Saved data entries
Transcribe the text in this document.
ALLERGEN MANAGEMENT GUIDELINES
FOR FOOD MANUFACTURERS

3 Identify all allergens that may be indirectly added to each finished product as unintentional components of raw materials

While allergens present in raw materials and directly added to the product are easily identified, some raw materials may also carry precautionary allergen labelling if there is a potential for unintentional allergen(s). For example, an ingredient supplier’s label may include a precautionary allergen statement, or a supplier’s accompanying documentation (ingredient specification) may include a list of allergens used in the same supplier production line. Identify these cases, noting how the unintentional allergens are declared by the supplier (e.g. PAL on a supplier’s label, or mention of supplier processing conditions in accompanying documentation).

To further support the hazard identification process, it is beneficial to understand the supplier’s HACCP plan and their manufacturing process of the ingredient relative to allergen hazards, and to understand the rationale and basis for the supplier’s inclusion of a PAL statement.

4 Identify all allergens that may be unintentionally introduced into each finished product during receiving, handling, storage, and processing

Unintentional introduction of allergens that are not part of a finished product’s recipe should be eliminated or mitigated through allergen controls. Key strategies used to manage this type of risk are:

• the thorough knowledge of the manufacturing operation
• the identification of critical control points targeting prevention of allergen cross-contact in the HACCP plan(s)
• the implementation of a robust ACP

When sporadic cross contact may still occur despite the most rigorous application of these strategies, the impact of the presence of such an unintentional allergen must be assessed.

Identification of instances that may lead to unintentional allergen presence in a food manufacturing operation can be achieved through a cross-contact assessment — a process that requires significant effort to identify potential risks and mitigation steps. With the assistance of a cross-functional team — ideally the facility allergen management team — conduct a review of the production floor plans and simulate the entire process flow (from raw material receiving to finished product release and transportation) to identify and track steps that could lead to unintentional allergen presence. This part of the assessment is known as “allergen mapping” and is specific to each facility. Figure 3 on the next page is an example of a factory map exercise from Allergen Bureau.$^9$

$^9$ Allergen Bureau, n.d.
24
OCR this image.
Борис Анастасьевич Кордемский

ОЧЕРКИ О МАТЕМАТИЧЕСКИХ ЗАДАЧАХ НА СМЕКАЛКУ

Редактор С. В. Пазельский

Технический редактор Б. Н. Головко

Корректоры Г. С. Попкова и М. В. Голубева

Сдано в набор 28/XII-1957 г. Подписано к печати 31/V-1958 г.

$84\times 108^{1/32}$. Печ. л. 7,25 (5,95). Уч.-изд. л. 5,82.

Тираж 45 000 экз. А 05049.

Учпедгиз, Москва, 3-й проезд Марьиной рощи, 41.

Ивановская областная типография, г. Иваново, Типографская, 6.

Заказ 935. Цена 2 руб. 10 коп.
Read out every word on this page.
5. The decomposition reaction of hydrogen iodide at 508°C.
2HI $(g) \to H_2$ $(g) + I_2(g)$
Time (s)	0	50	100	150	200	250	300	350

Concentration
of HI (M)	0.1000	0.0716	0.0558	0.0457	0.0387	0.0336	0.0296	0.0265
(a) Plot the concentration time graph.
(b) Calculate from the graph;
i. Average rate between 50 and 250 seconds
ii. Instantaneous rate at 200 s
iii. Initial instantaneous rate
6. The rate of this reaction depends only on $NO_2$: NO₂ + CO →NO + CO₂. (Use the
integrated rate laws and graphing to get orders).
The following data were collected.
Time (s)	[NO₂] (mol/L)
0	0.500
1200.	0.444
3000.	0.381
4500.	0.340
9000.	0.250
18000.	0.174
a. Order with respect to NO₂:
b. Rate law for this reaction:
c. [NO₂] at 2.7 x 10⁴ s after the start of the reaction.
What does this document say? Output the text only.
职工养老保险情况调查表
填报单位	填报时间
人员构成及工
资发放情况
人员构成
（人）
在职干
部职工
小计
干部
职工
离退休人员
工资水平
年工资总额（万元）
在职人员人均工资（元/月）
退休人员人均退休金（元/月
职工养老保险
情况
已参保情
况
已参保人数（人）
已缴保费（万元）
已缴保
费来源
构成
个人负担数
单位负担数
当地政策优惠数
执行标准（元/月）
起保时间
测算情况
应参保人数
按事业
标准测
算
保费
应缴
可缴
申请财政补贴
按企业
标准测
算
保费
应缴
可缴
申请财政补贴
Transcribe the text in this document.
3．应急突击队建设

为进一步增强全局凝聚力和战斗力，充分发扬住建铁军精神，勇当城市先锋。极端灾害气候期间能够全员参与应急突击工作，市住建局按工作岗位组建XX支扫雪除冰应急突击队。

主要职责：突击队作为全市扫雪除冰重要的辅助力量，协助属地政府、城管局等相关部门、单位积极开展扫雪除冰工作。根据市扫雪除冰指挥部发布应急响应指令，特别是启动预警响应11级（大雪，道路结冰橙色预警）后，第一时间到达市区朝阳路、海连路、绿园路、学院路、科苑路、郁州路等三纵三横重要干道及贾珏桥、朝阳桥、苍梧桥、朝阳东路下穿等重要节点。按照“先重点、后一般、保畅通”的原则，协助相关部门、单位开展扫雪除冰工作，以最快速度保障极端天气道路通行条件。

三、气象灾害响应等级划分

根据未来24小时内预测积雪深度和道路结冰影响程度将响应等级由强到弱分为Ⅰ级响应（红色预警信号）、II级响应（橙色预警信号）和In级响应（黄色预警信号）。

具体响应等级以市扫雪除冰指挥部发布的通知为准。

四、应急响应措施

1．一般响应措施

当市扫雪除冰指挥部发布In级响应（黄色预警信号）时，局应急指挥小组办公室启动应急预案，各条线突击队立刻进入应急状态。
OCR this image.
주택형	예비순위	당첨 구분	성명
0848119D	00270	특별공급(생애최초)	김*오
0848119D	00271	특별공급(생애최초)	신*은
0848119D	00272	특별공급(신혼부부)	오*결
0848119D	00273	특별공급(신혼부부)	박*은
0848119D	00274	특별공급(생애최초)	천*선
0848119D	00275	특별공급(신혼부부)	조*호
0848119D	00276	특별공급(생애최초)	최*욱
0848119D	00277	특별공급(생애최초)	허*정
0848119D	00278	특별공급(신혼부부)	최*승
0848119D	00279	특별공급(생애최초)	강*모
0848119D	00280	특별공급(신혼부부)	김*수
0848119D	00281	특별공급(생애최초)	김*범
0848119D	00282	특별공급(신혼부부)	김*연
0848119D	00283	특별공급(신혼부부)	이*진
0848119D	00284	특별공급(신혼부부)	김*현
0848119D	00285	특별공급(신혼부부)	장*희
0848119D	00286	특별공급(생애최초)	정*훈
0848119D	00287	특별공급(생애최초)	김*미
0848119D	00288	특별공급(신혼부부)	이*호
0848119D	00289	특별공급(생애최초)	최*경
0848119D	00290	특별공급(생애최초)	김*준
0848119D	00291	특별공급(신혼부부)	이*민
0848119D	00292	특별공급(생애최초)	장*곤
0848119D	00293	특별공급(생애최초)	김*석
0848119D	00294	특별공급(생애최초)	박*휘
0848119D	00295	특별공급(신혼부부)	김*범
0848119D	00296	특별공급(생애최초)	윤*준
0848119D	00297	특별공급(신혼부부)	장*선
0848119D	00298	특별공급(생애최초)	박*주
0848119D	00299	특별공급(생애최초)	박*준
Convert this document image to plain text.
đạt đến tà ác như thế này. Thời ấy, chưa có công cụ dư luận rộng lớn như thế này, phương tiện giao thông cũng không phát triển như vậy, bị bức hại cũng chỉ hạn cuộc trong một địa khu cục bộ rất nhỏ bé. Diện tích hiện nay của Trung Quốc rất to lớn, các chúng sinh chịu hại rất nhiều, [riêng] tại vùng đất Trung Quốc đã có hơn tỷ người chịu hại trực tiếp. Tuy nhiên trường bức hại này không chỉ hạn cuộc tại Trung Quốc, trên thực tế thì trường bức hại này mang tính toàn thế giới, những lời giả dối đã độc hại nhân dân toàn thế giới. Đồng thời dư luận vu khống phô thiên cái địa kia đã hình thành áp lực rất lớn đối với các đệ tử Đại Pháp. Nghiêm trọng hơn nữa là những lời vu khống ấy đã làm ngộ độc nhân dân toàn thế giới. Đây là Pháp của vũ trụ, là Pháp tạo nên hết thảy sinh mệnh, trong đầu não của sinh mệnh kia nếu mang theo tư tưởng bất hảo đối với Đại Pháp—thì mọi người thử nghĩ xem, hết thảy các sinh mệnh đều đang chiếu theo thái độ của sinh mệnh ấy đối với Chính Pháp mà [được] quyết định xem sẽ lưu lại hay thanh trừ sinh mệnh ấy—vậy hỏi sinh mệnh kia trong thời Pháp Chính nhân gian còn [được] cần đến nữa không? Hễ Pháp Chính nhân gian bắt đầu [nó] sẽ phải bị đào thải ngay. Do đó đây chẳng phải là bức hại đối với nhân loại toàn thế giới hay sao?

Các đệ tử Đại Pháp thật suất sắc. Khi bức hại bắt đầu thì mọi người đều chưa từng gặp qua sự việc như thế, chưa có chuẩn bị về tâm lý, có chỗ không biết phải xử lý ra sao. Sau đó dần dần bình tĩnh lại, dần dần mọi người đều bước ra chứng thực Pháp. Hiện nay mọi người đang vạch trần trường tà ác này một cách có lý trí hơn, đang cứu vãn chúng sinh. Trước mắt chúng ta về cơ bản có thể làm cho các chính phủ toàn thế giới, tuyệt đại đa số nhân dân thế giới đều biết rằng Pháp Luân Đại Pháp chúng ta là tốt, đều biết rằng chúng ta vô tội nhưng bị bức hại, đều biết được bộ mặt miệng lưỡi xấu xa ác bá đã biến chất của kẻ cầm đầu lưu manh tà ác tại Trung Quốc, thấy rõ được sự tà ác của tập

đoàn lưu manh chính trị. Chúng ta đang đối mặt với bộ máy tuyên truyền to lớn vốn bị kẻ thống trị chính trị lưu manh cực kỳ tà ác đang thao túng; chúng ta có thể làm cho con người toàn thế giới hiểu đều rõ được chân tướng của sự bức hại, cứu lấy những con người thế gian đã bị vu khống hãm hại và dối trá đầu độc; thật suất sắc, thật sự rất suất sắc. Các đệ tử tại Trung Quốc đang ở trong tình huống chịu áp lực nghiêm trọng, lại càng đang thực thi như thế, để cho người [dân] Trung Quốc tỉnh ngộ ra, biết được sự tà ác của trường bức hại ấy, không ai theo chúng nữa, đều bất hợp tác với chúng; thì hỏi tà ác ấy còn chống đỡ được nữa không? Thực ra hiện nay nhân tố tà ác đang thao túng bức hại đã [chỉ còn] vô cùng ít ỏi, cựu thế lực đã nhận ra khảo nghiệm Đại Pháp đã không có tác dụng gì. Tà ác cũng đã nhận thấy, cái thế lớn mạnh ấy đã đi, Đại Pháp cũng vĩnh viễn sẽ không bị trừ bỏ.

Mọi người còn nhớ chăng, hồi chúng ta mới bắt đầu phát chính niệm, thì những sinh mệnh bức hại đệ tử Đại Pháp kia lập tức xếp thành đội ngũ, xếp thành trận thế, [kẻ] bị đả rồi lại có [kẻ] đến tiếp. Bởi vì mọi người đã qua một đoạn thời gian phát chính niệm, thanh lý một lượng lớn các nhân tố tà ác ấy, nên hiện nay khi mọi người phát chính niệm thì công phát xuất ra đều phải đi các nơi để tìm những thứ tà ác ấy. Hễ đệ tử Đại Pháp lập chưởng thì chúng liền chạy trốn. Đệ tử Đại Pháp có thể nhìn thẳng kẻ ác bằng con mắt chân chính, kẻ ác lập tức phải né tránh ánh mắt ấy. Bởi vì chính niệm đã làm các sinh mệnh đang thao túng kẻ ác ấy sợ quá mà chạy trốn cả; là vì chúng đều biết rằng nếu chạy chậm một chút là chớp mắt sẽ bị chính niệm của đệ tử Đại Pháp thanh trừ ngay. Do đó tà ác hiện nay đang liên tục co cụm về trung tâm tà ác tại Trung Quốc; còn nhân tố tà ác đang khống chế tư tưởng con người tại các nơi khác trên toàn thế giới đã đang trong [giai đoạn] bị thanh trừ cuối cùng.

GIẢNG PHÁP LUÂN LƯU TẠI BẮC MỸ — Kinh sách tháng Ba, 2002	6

# GIVEN REQUEST
Your answer should be a single number: the count of lines in the entries that contain the word "added".

# EXERCISE ANSWER
2